— Begin —
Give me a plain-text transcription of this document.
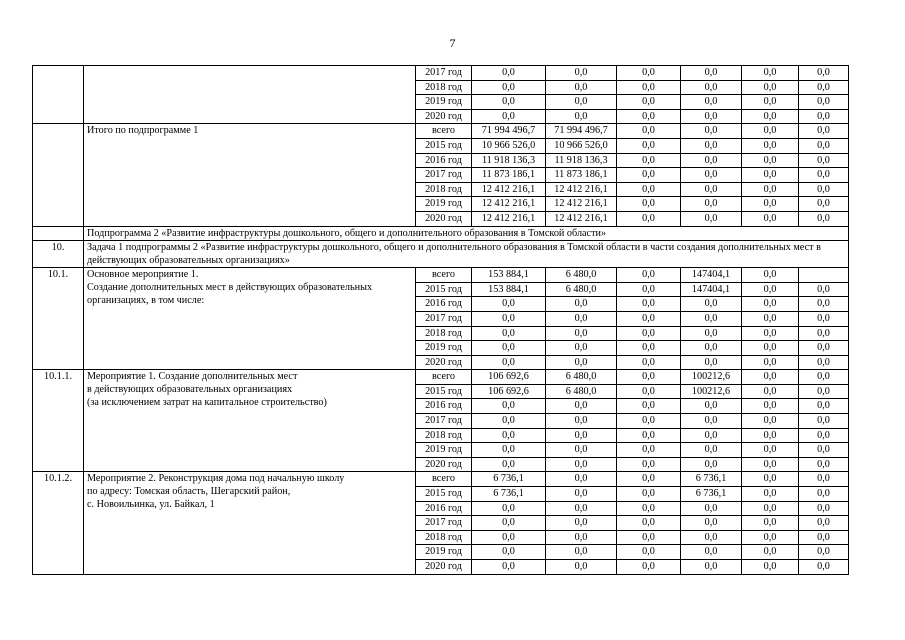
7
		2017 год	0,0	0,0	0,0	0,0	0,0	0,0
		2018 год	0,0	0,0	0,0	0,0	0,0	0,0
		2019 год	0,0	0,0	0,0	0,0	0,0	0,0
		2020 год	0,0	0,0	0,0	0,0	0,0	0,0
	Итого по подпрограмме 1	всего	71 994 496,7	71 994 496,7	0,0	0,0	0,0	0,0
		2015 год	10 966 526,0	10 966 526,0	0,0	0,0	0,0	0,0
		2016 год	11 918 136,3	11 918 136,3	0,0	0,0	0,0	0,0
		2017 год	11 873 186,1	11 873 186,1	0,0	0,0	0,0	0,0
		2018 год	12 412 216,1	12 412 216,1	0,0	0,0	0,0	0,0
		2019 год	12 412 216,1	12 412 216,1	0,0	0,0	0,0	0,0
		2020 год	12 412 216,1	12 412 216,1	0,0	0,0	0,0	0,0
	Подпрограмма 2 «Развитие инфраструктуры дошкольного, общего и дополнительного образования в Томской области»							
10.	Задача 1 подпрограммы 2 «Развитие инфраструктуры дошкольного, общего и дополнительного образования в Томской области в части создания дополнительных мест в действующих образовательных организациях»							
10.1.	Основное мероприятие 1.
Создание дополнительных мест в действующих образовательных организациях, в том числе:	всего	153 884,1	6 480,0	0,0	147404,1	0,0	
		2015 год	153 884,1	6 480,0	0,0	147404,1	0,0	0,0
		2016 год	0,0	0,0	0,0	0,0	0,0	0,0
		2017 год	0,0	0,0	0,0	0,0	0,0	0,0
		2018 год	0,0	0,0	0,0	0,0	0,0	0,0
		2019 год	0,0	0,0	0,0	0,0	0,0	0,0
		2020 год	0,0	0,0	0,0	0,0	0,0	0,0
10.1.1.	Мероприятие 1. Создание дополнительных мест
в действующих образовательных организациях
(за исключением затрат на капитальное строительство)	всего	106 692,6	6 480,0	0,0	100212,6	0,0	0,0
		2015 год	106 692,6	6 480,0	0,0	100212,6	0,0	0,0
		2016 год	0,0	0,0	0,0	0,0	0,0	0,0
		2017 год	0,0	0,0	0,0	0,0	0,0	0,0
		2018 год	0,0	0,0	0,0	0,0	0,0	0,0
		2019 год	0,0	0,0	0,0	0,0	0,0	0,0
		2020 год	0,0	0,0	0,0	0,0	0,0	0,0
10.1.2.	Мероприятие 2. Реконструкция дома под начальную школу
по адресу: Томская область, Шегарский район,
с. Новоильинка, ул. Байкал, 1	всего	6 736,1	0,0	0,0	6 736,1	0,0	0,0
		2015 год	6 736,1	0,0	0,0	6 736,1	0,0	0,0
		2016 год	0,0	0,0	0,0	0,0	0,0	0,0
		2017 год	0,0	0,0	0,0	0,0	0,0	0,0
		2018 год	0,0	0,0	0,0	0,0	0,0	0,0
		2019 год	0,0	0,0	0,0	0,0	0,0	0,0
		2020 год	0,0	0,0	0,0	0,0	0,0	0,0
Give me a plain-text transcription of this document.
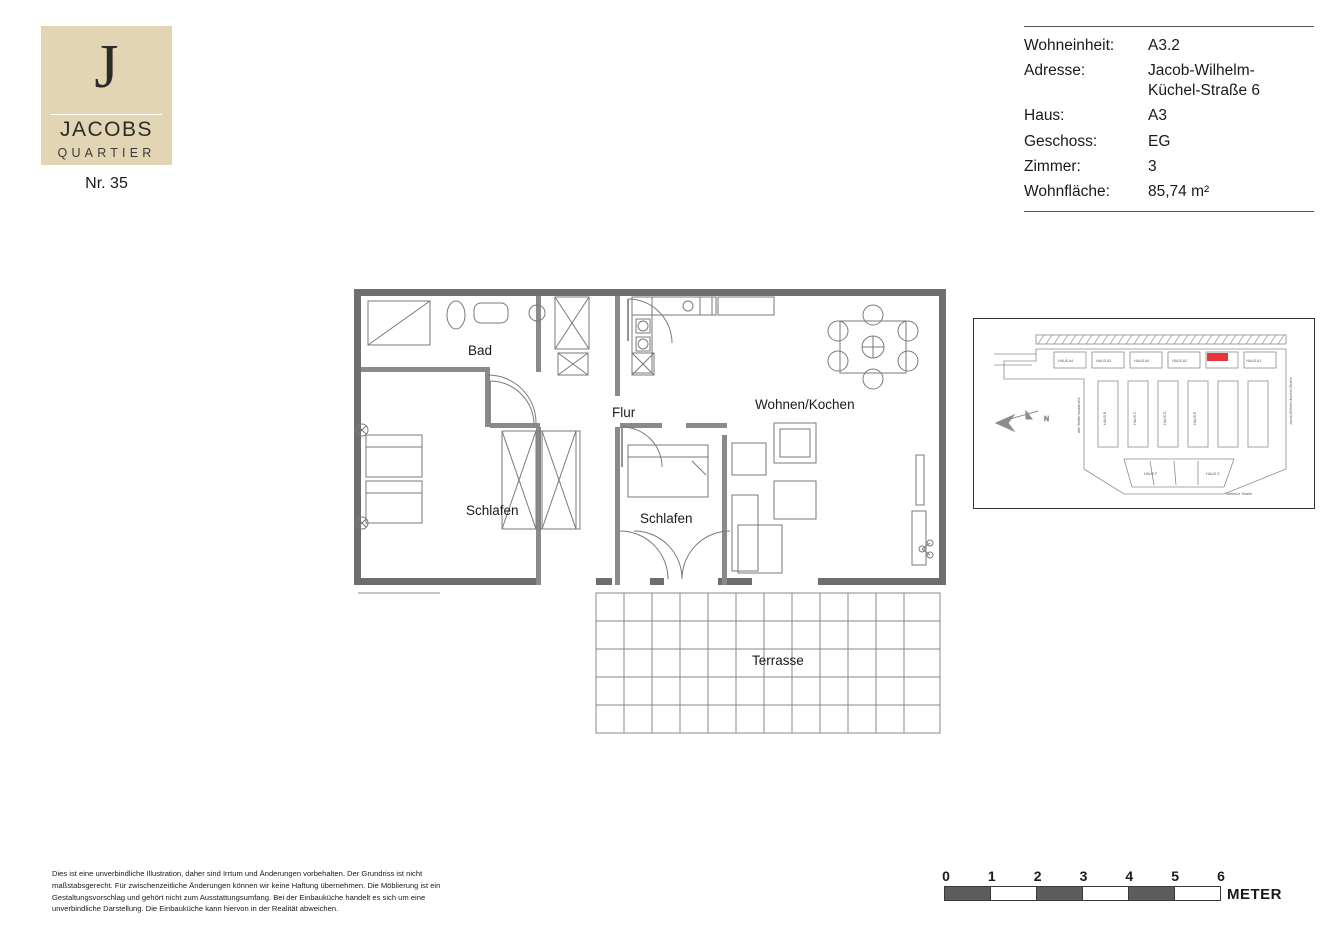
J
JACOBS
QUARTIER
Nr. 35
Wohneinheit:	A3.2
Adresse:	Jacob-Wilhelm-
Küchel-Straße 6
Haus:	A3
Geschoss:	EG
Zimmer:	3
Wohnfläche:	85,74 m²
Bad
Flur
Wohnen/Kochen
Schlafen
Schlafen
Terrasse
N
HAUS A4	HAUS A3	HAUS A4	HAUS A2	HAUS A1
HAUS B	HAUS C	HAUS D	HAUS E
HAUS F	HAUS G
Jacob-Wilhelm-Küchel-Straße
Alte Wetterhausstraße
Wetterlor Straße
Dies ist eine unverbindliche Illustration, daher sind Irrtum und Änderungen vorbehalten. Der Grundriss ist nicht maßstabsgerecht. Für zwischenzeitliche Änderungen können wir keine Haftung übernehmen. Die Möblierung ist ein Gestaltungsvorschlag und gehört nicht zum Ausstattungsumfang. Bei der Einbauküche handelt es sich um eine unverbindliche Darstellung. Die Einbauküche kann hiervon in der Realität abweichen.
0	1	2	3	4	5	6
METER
— End —
_Goal of the exercise:_ Output all of the entries verbatim, leaving out any images.

_Solution to this problem:_
Give me a plain-text transcription of this document.
7
		2017 год	0,0	0,0	0,0	0,0	0,0	0,0
		2018 год	0,0	0,0	0,0	0,0	0,0	0,0
		2019 год	0,0	0,0	0,0	0,0	0,0	0,0
		2020 год	0,0	0,0	0,0	0,0	0,0	0,0
	Итого по подпрограмме 1	всего	71 994 496,7	71 994 496,7	0,0	0,0	0,0	0,0
		2015 год	10 966 526,0	10 966 526,0	0,0	0,0	0,0	0,0
		2016 год	11 918 136,3	11 918 136,3	0,0	0,0	0,0	0,0
		2017 год	11 873 186,1	11 873 186,1	0,0	0,0	0,0	0,0
		2018 год	12 412 216,1	12 412 216,1	0,0	0,0	0,0	0,0
		2019 год	12 412 216,1	12 412 216,1	0,0	0,0	0,0	0,0
		2020 год	12 412 216,1	12 412 216,1	0,0	0,0	0,0	0,0
	Подпрограмма 2 «Развитие инфраструктуры дошкольного, общего и дополнительного образования в Томской области»							
10.	Задача 1 подпрограммы 2 «Развитие инфраструктуры дошкольного, общего и дополнительного образования в Томской области в части создания дополнительных мест в действующих образовательных организациях»							
10.1.	Основное мероприятие 1.
Создание дополнительных мест в действующих образовательных организациях, в том числе:	всего	153 884,1	6 480,0	0,0	147404,1	0,0	
		2015 год	153 884,1	6 480,0	0,0	147404,1	0,0	0,0
		2016 год	0,0	0,0	0,0	0,0	0,0	0,0
		2017 год	0,0	0,0	0,0	0,0	0,0	0,0
		2018 год	0,0	0,0	0,0	0,0	0,0	0,0
		2019 год	0,0	0,0	0,0	0,0	0,0	0,0
		2020 год	0,0	0,0	0,0	0,0	0,0	0,0
10.1.1.	Мероприятие 1. Создание дополнительных мест
в действующих образовательных организациях
(за исключением затрат на капитальное строительство)	всего	106 692,6	6 480,0	0,0	100212,6	0,0	0,0
		2015 год	106 692,6	6 480,0	0,0	100212,6	0,0	0,0
		2016 год	0,0	0,0	0,0	0,0	0,0	0,0
		2017 год	0,0	0,0	0,0	0,0	0,0	0,0
		2018 год	0,0	0,0	0,0	0,0	0,0	0,0
		2019 год	0,0	0,0	0,0	0,0	0,0	0,0
		2020 год	0,0	0,0	0,0	0,0	0,0	0,0
10.1.2.	Мероприятие 2. Реконструкция дома под начальную школу
по адресу: Томская область, Шегарский район,
с. Новоильинка, ул. Байкал, 1	всего	6 736,1	0,0	0,0	6 736,1	0,0	0,0
		2015 год	6 736,1	0,0	0,0	6 736,1	0,0	0,0
		2016 год	0,0	0,0	0,0	0,0	0,0	0,0
		2017 год	0,0	0,0	0,0	0,0	0,0	0,0
		2018 год	0,0	0,0	0,0	0,0	0,0	0,0
		2019 год	0,0	0,0	0,0	0,0	0,0	0,0
		2020 год	0,0	0,0	0,0	0,0	0,0	0,0
Give me a plain-text transcription of this document.
J
JACOBS
QUARTIER
Nr. 35
Wohneinheit:	A3.2
Adresse:	Jacob-Wilhelm-
Küchel-Straße 6
Haus:	A3
Geschoss:	EG
Zimmer:	3
Wohnfläche:	85,74 m²
Bad
Flur
Wohnen/Kochen
Schlafen
Schlafen
Terrasse
N
HAUS A4	HAUS A3	HAUS A4	HAUS A2	HAUS A1
HAUS B	HAUS C	HAUS D	HAUS E
HAUS F	HAUS G
Jacob-Wilhelm-Küchel-Straße
Alte Wetterhausstraße
Wetterlor Straße
Dies ist eine unverbindliche Illustration, daher sind Irrtum und Änderungen vorbehalten. Der Grundriss ist nicht maßstabsgerecht. Für zwischenzeitliche Änderungen können wir keine Haftung übernehmen. Die Möblierung ist ein Gestaltungsvorschlag und gehört nicht zum Ausstattungsumfang. Bei der Einbauküche handelt es sich um eine unverbindliche Darstellung. Die Einbauküche kann hiervon in der Realität abweichen.
0	1	2	3	4	5	6
METER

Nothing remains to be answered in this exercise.